------ Texto de leitura
Estimativa da CNA aponta que produtos importantes do agronegócio poderão perder competitividade no mercado norte-americano com a nova cobrança.
A nova tarifa anunciada pelos Estados Unidos pode impactar diretamente uma parcela relevante das exportações do agronegócio brasileiro. De acordo com estimativas da Confederação da Agricultura e Pecuária do Brasil (CNA), cerca de 36,5% dos produtos do setor enviados ao mercado norte-americano poderão ser atingidos pela cobrança adicional prevista para entrar em vigor nos próximos dias.
Embora parte das mercadorias brasileiras tenha sido contemplada com exceções, diversos produtos estratégicos continuam sujeitos à nova tarifa. Entre eles estão madeira, arroz, açúcar, ovos e uvas, segmentos que possuem forte participação nas exportações brasileiras e movimentam bilhões de dólares em negócios com os Estados Unidos.
Segundo a CNA, a medida tende a reduzir a competitividade dos produtos brasileiros frente a concorrentes internacionais. Como consequência, empresas exportadoras poderão enfrentar dificuldades para manter espaço no mercado americano, o que pode refletir na redução do volume exportado em alguns segmentos.
Diante desse cenário, especialistas apontam que produtores e empresas poderão intensificar a busca por novos compradores em outras regiões do mundo. Mercados da Ásia, Oriente Médio e América Latina aparecem entre as alternativas para compensar possíveis perdas provocadas pelo aumento das tarifas.
Apesar da preocupação, a maior parte das exportações do agronegócio brasileiro para os Estados Unidos permanecerá sem a incidência da nova cobrança. Conforme a estimativa da CNA, aproximadamente 63,5% dos embarques do setor ficaram fora da lista de produtos atingidos.
Ainda assim, representantes do agronegócio acompanham a situação com atenção, já que os setores afetados têm importância significativa para a balança comercial brasileira e para a geração de renda em diversas cadeias produtivas.
------------
Exercícios propostos =
1. Segundo o texto sobre a nova tarifa norte-americana, qual percentual dos produtos do agronegócio brasileiro enviados aos Estados Unidos poderá ser atingido pela cobrança, conforme a estimativa da CNA?
2. Transcreva do texto sobre a nova tarifa norte-americana todo o trecho que vai de "A nova tarifa" até "os Estados Unidos.".
------ Excertos de dados
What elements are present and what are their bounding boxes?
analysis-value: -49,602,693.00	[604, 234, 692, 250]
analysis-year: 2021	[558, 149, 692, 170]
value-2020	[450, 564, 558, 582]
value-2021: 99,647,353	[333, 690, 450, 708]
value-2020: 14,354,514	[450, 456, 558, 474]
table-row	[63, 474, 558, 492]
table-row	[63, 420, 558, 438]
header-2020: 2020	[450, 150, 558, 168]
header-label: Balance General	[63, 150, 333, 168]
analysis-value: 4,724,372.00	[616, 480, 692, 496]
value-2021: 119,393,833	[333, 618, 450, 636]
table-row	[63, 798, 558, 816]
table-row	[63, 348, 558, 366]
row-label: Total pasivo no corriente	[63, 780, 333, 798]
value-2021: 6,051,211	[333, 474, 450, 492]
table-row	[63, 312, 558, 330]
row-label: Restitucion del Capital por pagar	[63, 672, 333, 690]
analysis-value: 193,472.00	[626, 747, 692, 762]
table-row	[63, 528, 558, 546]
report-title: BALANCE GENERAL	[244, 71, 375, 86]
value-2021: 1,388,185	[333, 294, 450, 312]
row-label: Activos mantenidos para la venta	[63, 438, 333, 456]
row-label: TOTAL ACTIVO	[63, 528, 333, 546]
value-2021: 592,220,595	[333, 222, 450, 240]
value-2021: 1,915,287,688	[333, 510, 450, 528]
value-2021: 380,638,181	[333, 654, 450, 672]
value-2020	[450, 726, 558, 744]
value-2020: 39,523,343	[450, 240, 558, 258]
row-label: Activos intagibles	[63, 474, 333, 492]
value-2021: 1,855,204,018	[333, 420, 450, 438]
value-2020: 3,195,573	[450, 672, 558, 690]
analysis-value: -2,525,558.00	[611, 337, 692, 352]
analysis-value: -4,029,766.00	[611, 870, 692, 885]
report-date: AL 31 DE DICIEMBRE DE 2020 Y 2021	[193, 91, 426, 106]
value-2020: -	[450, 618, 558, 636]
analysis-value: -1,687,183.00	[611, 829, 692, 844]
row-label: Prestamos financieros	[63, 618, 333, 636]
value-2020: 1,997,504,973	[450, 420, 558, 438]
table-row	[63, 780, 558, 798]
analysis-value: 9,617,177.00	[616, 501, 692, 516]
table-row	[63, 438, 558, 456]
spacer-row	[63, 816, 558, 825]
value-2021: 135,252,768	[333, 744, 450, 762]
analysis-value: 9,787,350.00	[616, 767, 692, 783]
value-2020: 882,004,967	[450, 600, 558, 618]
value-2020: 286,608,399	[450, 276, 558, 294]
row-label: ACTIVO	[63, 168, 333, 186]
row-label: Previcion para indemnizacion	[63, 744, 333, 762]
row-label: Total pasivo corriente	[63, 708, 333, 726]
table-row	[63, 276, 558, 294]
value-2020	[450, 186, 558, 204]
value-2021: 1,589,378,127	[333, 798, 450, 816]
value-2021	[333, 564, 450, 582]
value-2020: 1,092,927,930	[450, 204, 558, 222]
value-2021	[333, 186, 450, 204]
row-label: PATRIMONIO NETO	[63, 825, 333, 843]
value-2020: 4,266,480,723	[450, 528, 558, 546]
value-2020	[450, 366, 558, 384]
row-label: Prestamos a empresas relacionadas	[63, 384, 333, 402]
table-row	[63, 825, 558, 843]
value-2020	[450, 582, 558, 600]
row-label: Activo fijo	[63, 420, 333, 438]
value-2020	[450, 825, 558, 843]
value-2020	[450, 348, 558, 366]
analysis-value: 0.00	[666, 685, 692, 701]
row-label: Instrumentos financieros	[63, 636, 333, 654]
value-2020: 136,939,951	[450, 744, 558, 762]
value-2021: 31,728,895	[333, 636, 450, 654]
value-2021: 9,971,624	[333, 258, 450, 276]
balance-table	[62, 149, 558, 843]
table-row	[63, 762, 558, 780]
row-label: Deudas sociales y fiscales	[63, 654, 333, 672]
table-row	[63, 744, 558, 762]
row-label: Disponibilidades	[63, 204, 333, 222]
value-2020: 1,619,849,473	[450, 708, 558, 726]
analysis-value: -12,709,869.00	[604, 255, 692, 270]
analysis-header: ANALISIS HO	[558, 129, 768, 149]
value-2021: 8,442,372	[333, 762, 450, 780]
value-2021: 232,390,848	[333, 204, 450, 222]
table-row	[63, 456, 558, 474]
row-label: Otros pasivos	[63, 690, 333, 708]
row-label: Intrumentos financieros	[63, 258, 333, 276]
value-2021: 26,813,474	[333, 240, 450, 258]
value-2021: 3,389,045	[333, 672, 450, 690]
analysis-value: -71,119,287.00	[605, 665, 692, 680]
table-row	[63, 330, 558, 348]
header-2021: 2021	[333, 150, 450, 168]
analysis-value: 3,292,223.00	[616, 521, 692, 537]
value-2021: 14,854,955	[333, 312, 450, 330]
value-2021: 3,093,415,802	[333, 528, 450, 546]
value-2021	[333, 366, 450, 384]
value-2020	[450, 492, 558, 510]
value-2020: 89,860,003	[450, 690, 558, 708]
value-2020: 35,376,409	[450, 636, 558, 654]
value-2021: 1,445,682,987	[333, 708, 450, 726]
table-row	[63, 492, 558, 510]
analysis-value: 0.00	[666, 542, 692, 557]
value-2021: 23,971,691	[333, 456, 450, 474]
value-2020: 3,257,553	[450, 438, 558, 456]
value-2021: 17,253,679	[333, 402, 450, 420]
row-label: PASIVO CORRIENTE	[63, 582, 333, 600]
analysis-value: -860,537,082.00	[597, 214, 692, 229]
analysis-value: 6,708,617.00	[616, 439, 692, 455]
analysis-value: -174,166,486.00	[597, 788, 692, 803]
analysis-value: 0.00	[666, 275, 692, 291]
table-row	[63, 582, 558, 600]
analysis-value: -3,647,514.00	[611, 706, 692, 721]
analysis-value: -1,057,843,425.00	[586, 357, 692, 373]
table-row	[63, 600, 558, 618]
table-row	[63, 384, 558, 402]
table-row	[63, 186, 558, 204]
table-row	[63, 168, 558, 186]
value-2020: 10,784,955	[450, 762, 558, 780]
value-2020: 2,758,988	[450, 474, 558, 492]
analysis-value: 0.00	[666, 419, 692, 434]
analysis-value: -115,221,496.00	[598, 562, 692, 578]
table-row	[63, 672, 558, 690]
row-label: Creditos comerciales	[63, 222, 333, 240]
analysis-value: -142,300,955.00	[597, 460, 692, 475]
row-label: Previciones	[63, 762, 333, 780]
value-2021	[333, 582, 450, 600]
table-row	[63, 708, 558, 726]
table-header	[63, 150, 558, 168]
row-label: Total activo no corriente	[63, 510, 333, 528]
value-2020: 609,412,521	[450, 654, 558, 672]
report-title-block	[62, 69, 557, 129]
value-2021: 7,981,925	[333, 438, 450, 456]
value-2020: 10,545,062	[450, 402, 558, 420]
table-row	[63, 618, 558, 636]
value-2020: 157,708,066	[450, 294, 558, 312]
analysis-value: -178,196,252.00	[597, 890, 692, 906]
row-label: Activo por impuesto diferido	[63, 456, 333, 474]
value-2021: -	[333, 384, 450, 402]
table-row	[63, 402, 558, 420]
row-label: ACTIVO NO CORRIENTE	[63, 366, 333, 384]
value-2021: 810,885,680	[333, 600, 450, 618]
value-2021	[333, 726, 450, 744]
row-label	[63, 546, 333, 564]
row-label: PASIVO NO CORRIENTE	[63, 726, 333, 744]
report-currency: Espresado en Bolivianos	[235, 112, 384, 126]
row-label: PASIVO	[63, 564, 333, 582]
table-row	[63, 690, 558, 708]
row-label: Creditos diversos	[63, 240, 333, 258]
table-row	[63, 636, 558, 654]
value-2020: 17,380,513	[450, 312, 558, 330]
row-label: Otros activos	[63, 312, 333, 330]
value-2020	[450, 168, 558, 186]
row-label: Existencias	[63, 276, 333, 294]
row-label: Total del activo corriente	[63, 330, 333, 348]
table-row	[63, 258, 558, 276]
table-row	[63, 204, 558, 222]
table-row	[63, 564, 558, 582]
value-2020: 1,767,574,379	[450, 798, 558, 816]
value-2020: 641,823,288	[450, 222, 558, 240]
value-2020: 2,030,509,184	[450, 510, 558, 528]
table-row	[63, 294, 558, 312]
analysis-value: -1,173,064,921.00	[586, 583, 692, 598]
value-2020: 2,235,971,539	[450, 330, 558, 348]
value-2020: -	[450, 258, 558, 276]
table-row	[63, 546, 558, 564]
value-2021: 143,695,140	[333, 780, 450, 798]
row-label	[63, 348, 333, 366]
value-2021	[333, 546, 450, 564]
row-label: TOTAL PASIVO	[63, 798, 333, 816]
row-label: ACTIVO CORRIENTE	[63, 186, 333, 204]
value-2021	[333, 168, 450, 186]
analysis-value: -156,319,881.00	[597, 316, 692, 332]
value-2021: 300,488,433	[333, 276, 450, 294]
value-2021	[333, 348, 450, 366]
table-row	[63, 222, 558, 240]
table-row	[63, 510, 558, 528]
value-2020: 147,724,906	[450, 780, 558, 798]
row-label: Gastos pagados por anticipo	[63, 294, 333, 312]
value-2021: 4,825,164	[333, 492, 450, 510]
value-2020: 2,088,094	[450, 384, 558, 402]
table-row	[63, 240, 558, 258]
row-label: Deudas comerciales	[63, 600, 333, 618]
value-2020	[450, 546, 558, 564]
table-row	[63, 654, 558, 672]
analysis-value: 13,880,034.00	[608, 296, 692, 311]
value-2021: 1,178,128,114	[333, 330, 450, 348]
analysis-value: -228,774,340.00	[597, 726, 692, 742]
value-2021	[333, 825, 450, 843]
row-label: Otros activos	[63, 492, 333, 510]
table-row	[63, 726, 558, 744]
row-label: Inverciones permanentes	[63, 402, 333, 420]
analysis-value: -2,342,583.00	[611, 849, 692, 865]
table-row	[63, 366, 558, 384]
------------
Gabarito =
1. Cerca de 36,5%.

2.
A nova tarifa anunciada pelos Estados Unidos pode impactar diretamente uma parcela relevante das exportações do agronegócio brasileiro. De acordo com estimativas da Confederação da Agricultura e Pecuária do Brasil (CNA), cerca de 36,5% dos produtos do setor enviados ao mercado norte-americano poderão ser atingidos pela cobrança adicional prevista para entrar em vigor nos próximos dias.
Embora parte das mercadorias brasileiras tenha sido contemplada com exceções, diversos produtos estratégicos continuam sujeitos à nova tarifa. Entre eles estão madeira, arroz, açúcar, ovos e uvas, segmentos que possuem forte participação nas exportações brasileiras e movimentam bilhões de dólares em negócios com os Estados Unidos.